• Data items
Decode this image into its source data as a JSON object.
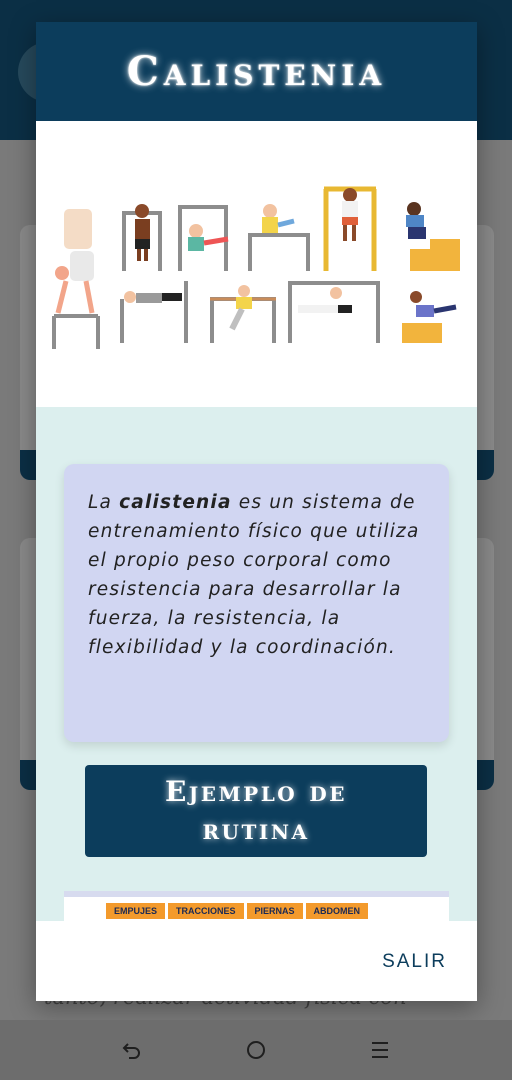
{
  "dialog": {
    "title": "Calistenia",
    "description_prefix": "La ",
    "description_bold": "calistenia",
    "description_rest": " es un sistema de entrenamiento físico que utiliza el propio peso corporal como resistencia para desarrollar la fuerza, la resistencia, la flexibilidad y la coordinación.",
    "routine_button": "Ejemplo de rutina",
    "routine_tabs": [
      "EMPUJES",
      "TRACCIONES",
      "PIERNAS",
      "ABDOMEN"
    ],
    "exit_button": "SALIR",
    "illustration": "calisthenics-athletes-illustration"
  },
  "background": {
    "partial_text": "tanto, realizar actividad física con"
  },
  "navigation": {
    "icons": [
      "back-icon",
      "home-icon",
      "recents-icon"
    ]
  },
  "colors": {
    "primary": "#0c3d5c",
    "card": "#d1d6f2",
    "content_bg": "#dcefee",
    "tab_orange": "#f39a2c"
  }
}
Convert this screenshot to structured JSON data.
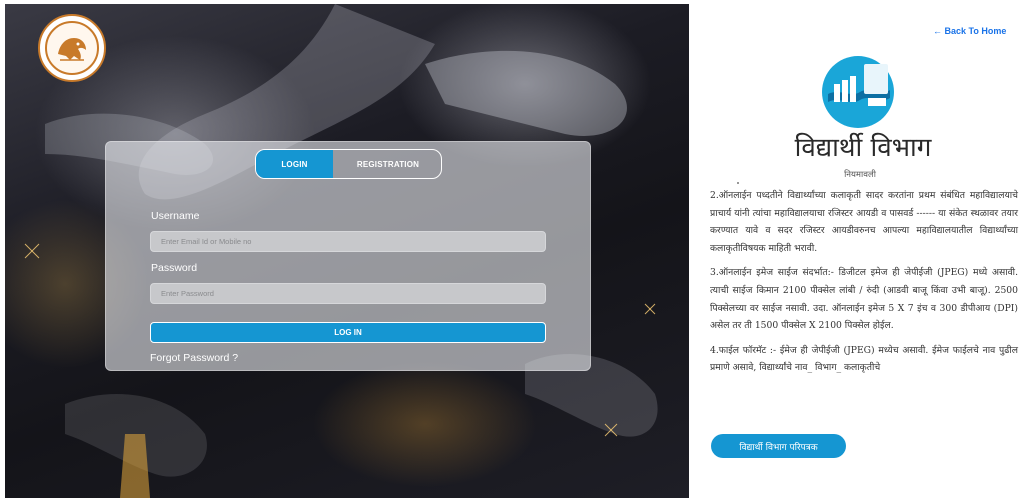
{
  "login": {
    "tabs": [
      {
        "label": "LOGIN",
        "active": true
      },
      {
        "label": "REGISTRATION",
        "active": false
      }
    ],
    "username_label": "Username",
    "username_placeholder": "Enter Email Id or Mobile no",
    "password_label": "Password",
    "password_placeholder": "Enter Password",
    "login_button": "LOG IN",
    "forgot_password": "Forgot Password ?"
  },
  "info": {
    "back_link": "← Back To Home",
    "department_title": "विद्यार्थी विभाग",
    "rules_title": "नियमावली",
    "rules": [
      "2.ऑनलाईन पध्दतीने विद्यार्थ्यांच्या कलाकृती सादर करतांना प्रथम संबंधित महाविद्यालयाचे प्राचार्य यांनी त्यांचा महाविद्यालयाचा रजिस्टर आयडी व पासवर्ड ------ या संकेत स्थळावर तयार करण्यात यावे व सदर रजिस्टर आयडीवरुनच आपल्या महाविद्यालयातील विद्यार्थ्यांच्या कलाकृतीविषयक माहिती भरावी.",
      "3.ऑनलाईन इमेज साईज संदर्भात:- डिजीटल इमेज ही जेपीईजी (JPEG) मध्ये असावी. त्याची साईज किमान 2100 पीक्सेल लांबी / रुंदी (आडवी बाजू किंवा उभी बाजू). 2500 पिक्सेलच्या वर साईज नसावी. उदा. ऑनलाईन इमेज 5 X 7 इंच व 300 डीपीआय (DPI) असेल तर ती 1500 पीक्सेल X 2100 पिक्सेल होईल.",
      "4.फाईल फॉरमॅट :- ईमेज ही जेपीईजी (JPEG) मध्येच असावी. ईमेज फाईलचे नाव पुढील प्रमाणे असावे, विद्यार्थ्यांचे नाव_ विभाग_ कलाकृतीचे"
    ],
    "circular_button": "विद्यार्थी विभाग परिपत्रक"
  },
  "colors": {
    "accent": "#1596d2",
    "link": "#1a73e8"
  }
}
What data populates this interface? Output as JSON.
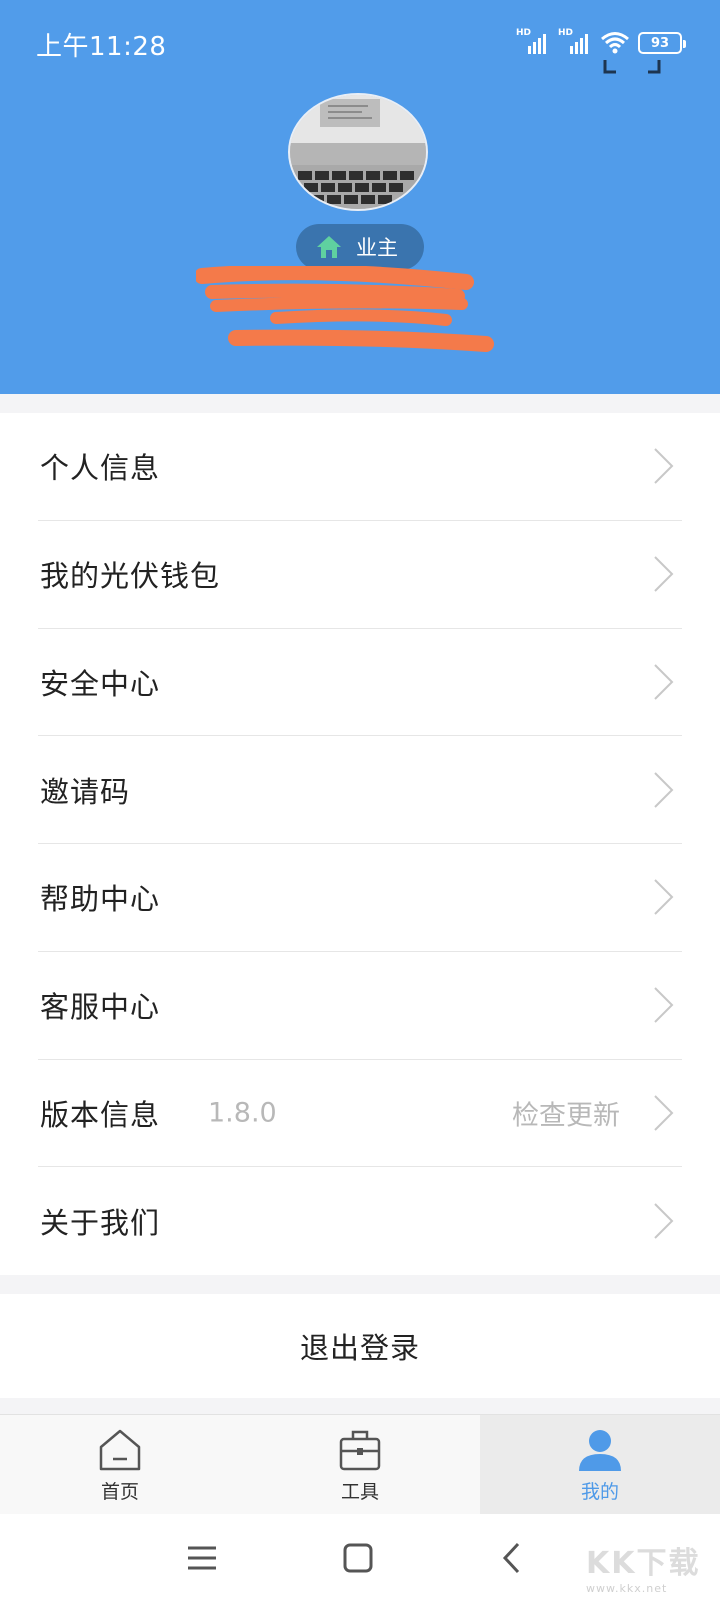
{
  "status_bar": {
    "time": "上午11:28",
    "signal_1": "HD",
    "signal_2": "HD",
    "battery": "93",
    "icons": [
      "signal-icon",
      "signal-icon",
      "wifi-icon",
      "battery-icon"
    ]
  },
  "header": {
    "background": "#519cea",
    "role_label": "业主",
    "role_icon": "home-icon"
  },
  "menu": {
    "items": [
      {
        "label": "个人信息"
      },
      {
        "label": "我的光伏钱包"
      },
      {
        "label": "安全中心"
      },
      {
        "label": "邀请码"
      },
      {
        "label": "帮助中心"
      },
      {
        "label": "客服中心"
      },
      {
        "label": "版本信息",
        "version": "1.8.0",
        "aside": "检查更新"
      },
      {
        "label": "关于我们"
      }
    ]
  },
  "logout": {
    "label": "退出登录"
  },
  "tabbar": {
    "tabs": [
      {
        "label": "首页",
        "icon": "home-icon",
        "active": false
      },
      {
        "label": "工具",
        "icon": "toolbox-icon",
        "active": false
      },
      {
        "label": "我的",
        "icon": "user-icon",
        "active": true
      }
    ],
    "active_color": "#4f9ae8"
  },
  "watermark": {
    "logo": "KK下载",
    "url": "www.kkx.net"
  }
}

• Written problem
Reproduce each entry verbatim, excluding any embedded images.

• Full output
Decode this image into its source data as a JSON object.
{
  "dialog": {
    "title": "Calistenia",
    "description_prefix": "La ",
    "description_bold": "calistenia",
    "description_rest": " es un sistema de entrenamiento físico que utiliza el propio peso corporal como resistencia para desarrollar la fuerza, la resistencia, la flexibilidad y la coordinación.",
    "routine_button": "Ejemplo de rutina",
    "routine_tabs": [
      "EMPUJES",
      "TRACCIONES",
      "PIERNAS",
      "ABDOMEN"
    ],
    "exit_button": "SALIR",
    "illustration": "calisthenics-athletes-illustration"
  },
  "background": {
    "partial_text": "tanto, realizar actividad física con"
  },
  "navigation": {
    "icons": [
      "back-icon",
      "home-icon",
      "recents-icon"
    ]
  },
  "colors": {
    "primary": "#0c3d5c",
    "card": "#d1d6f2",
    "content_bg": "#dcefee",
    "tab_orange": "#f39a2c"
  }
}
Convert this screenshot to structured JSON data.
{
  "login": {
    "tabs": [
      {
        "label": "LOGIN",
        "active": true
      },
      {
        "label": "REGISTRATION",
        "active": false
      }
    ],
    "username_label": "Username",
    "username_placeholder": "Enter Email Id or Mobile no",
    "password_label": "Password",
    "password_placeholder": "Enter Password",
    "login_button": "LOG IN",
    "forgot_password": "Forgot Password ?"
  },
  "info": {
    "back_link": "← Back To Home",
    "department_title": "विद्यार्थी विभाग",
    "rules_title": "नियमावली",
    "rules": [
      "2.ऑनलाईन पध्दतीने विद्यार्थ्यांच्या कलाकृती सादर करतांना प्रथम संबंधित महाविद्यालयाचे प्राचार्य यांनी त्यांचा महाविद्यालयाचा रजिस्टर आयडी व पासवर्ड ------ या संकेत स्थळावर तयार करण्यात यावे व सदर रजिस्टर आयडीवरुनच आपल्या महाविद्यालयातील विद्यार्थ्यांच्या कलाकृतीविषयक माहिती भरावी.",
      "3.ऑनलाईन इमेज साईज संदर्भात:- डिजीटल इमेज ही जेपीईजी (JPEG) मध्ये असावी. त्याची साईज किमान 2100 पीक्सेल लांबी / रुंदी (आडवी बाजू किंवा उभी बाजू). 2500 पिक्सेलच्या वर साईज नसावी. उदा. ऑनलाईन इमेज 5 X 7 इंच व 300 डीपीआय (DPI) असेल तर ती 1500 पीक्सेल X 2100 पिक्सेल होईल.",
      "4.फाईल फॉरमॅट :- ईमेज ही जेपीईजी (JPEG) मध्येच असावी. ईमेज फाईलचे नाव पुढील प्रमाणे असावे, विद्यार्थ्यांचे नाव_ विभाग_ कलाकृतीचे"
    ],
    "circular_button": "विद्यार्थी विभाग परिपत्रक"
  },
  "colors": {
    "accent": "#1596d2",
    "link": "#1a73e8"
  }
}
What data populates this interface? Output as JSON.
{
  "status_bar": {
    "time": "上午11:28",
    "signal_1": "HD",
    "signal_2": "HD",
    "battery": "93",
    "icons": [
      "signal-icon",
      "signal-icon",
      "wifi-icon",
      "battery-icon"
    ]
  },
  "header": {
    "background": "#519cea",
    "role_label": "业主",
    "role_icon": "home-icon"
  },
  "menu": {
    "items": [
      {
        "label": "个人信息"
      },
      {
        "label": "我的光伏钱包"
      },
      {
        "label": "安全中心"
      },
      {
        "label": "邀请码"
      },
      {
        "label": "帮助中心"
      },
      {
        "label": "客服中心"
      },
      {
        "label": "版本信息",
        "version": "1.8.0",
        "aside": "检查更新"
      },
      {
        "label": "关于我们"
      }
    ]
  },
  "logout": {
    "label": "退出登录"
  },
  "tabbar": {
    "tabs": [
      {
        "label": "首页",
        "icon": "home-icon",
        "active": false
      },
      {
        "label": "工具",
        "icon": "toolbox-icon",
        "active": false
      },
      {
        "label": "我的",
        "icon": "user-icon",
        "active": true
      }
    ],
    "active_color": "#4f9ae8"
  },
  "watermark": {
    "logo": "KK下载",
    "url": "www.kkx.net"
  }
}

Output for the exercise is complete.